* BEGIN Recorded data *
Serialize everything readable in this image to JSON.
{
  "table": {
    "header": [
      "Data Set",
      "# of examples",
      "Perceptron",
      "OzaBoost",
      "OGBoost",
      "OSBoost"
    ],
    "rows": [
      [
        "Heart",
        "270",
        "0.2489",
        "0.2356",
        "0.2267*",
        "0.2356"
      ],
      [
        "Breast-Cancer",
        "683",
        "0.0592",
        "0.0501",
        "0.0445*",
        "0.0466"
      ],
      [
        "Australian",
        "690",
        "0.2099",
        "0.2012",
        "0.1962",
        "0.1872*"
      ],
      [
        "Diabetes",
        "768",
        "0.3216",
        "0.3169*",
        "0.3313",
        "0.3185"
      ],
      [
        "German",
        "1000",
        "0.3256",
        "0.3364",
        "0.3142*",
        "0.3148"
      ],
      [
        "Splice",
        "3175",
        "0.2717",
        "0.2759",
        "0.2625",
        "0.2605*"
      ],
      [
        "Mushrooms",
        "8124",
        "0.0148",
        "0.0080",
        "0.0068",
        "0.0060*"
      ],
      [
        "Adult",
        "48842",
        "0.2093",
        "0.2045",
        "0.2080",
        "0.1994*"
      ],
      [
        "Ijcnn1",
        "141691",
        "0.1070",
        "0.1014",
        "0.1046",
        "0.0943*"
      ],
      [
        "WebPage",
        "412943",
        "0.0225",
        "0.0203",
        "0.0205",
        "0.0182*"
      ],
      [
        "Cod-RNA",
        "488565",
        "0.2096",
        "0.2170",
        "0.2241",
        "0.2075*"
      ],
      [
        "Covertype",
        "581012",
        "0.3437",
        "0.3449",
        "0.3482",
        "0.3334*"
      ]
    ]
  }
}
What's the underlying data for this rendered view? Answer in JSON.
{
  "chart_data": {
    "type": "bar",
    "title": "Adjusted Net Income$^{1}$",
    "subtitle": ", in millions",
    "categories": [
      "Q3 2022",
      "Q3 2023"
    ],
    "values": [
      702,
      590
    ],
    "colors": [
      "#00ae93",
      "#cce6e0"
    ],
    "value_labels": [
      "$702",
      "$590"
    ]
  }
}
* END Recorded data *
What you are asked to do:
Please quote the records above exactly, without skipping a line.

Solution below:
Serialize everything readable in this image to JSON.
{
  "table": {
    "header": [
      "Data Set",
      "# of examples",
      "Perceptron",
      "OzaBoost",
      "OGBoost",
      "OSBoost"
    ],
    "rows": [
      [
        "Heart",
        "270",
        "0.2489",
        "0.2356",
        "0.2267*",
        "0.2356"
      ],
      [
        "Breast-Cancer",
        "683",
        "0.0592",
        "0.0501",
        "0.0445*",
        "0.0466"
      ],
      [
        "Australian",
        "690",
        "0.2099",
        "0.2012",
        "0.1962",
        "0.1872*"
      ],
      [
        "Diabetes",
        "768",
        "0.3216",
        "0.3169*",
        "0.3313",
        "0.3185"
      ],
      [
        "German",
        "1000",
        "0.3256",
        "0.3364",
        "0.3142*",
        "0.3148"
      ],
      [
        "Splice",
        "3175",
        "0.2717",
        "0.2759",
        "0.2625",
        "0.2605*"
      ],
      [
        "Mushrooms",
        "8124",
        "0.0148",
        "0.0080",
        "0.0068",
        "0.0060*"
      ],
      [
        "Adult",
        "48842",
        "0.2093",
        "0.2045",
        "0.2080",
        "0.1994*"
      ],
      [
        "Ijcnn1",
        "141691",
        "0.1070",
        "0.1014",
        "0.1046",
        "0.0943*"
      ],
      [
        "WebPage",
        "412943",
        "0.0225",
        "0.0203",
        "0.0205",
        "0.0182*"
      ],
      [
        "Cod-RNA",
        "488565",
        "0.2096",
        "0.2170",
        "0.2241",
        "0.2075*"
      ],
      [
        "Covertype",
        "581012",
        "0.3437",
        "0.3449",
        "0.3482",
        "0.3334*"
      ]
    ]
  }
}
What's the underlying data for this rendered view? Answer in JSON.
{
  "chart_data": {
    "type": "bar",
    "title": "Adjusted Net Income$^{1}$",
    "subtitle": ", in millions",
    "categories": [
      "Q3 2022",
      "Q3 2023"
    ],
    "values": [
      702,
      590
    ],
    "colors": [
      "#00ae93",
      "#cce6e0"
    ],
    "value_labels": [
      "$702",
      "$590"
    ]
  }
}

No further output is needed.